Records that describe figures

= = =

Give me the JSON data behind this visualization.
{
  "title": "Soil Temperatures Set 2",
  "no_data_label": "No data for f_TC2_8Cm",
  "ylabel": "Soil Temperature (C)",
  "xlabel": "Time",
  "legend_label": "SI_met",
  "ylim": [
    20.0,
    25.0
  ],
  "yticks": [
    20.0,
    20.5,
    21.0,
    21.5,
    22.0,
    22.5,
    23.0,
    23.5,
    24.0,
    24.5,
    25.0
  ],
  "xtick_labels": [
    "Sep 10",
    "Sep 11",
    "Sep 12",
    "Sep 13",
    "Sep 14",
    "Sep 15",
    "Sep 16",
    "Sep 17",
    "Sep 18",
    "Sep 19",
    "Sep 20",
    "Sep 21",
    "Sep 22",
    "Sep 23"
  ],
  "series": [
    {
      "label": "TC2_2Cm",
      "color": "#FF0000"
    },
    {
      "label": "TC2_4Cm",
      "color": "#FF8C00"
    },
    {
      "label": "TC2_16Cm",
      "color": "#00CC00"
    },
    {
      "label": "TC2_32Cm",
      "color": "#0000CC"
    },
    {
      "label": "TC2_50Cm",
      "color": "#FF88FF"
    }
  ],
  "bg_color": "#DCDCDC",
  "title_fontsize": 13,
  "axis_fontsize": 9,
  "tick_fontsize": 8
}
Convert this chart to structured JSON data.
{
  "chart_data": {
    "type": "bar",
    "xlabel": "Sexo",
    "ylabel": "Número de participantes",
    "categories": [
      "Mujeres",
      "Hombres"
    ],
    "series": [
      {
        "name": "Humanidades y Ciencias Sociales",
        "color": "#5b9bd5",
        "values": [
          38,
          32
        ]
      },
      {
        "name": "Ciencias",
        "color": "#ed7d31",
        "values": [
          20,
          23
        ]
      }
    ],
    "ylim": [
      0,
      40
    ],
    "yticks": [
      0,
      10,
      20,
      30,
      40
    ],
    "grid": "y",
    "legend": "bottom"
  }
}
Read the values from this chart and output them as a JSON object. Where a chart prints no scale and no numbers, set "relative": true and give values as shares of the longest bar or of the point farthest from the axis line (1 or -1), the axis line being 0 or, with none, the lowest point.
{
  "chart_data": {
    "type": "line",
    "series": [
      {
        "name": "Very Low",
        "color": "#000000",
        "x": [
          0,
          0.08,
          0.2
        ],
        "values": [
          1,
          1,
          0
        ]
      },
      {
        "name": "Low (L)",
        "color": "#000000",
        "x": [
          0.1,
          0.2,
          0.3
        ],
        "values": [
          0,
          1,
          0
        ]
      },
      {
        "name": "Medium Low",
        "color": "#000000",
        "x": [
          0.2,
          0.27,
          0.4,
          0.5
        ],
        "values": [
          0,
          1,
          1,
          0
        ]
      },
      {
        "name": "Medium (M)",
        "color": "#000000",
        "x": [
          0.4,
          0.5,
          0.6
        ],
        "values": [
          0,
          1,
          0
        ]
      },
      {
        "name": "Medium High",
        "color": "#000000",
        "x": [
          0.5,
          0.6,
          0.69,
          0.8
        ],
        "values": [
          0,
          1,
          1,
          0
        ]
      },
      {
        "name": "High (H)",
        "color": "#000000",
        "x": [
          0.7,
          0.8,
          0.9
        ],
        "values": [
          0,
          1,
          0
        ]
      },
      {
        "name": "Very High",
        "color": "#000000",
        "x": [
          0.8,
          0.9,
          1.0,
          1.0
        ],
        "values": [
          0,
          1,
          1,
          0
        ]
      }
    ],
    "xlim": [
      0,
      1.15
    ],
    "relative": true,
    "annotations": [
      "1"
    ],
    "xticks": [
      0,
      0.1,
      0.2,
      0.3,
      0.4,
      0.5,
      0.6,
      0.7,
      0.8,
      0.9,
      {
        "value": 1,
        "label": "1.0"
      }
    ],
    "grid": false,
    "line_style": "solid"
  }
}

= = =

Objective: Restate all of the entries above precisely.

Final result:
Give me the JSON data behind this visualization.
{
  "title": "Soil Temperatures Set 2",
  "no_data_label": "No data for f_TC2_8Cm",
  "ylabel": "Soil Temperature (C)",
  "xlabel": "Time",
  "legend_label": "SI_met",
  "ylim": [
    20.0,
    25.0
  ],
  "yticks": [
    20.0,
    20.5,
    21.0,
    21.5,
    22.0,
    22.5,
    23.0,
    23.5,
    24.0,
    24.5,
    25.0
  ],
  "xtick_labels": [
    "Sep 10",
    "Sep 11",
    "Sep 12",
    "Sep 13",
    "Sep 14",
    "Sep 15",
    "Sep 16",
    "Sep 17",
    "Sep 18",
    "Sep 19",
    "Sep 20",
    "Sep 21",
    "Sep 22",
    "Sep 23"
  ],
  "series": [
    {
      "label": "TC2_2Cm",
      "color": "#FF0000"
    },
    {
      "label": "TC2_4Cm",
      "color": "#FF8C00"
    },
    {
      "label": "TC2_16Cm",
      "color": "#00CC00"
    },
    {
      "label": "TC2_32Cm",
      "color": "#0000CC"
    },
    {
      "label": "TC2_50Cm",
      "color": "#FF88FF"
    }
  ],
  "bg_color": "#DCDCDC",
  "title_fontsize": 13,
  "axis_fontsize": 9,
  "tick_fontsize": 8
}
Convert this chart to structured JSON data.
{
  "chart_data": {
    "type": "bar",
    "xlabel": "Sexo",
    "ylabel": "Número de participantes",
    "categories": [
      "Mujeres",
      "Hombres"
    ],
    "series": [
      {
        "name": "Humanidades y Ciencias Sociales",
        "color": "#5b9bd5",
        "values": [
          38,
          32
        ]
      },
      {
        "name": "Ciencias",
        "color": "#ed7d31",
        "values": [
          20,
          23
        ]
      }
    ],
    "ylim": [
      0,
      40
    ],
    "yticks": [
      0,
      10,
      20,
      30,
      40
    ],
    "grid": "y",
    "legend": "bottom"
  }
}
Read the values from this chart and output them as a JSON object. Where a chart prints no scale and no numbers, set "relative": true and give values as shares of the longest bar or of the point farthest from the axis line (1 or -1), the axis line being 0 or, with none, the lowest point.
{
  "chart_data": {
    "type": "line",
    "series": [
      {
        "name": "Very Low",
        "color": "#000000",
        "x": [
          0,
          0.08,
          0.2
        ],
        "values": [
          1,
          1,
          0
        ]
      },
      {
        "name": "Low (L)",
        "color": "#000000",
        "x": [
          0.1,
          0.2,
          0.3
        ],
        "values": [
          0,
          1,
          0
        ]
      },
      {
        "name": "Medium Low",
        "color": "#000000",
        "x": [
          0.2,
          0.27,
          0.4,
          0.5
        ],
        "values": [
          0,
          1,
          1,
          0
        ]
      },
      {
        "name": "Medium (M)",
        "color": "#000000",
        "x": [
          0.4,
          0.5,
          0.6
        ],
        "values": [
          0,
          1,
          0
        ]
      },
      {
        "name": "Medium High",
        "color": "#000000",
        "x": [
          0.5,
          0.6,
          0.69,
          0.8
        ],
        "values": [
          0,
          1,
          1,
          0
        ]
      },
      {
        "name": "High (H)",
        "color": "#000000",
        "x": [
          0.7,
          0.8,
          0.9
        ],
        "values": [
          0,
          1,
          0
        ]
      },
      {
        "name": "Very High",
        "color": "#000000",
        "x": [
          0.8,
          0.9,
          1.0,
          1.0
        ],
        "values": [
          0,
          1,
          1,
          0
        ]
      }
    ],
    "xlim": [
      0,
      1.15
    ],
    "relative": true,
    "annotations": [
      "1"
    ],
    "xticks": [
      0,
      0.1,
      0.2,
      0.3,
      0.4,
      0.5,
      0.6,
      0.7,
      0.8,
      0.9,
      {
        "value": 1,
        "label": "1.0"
      }
    ],
    "grid": false,
    "line_style": "solid"
  }
}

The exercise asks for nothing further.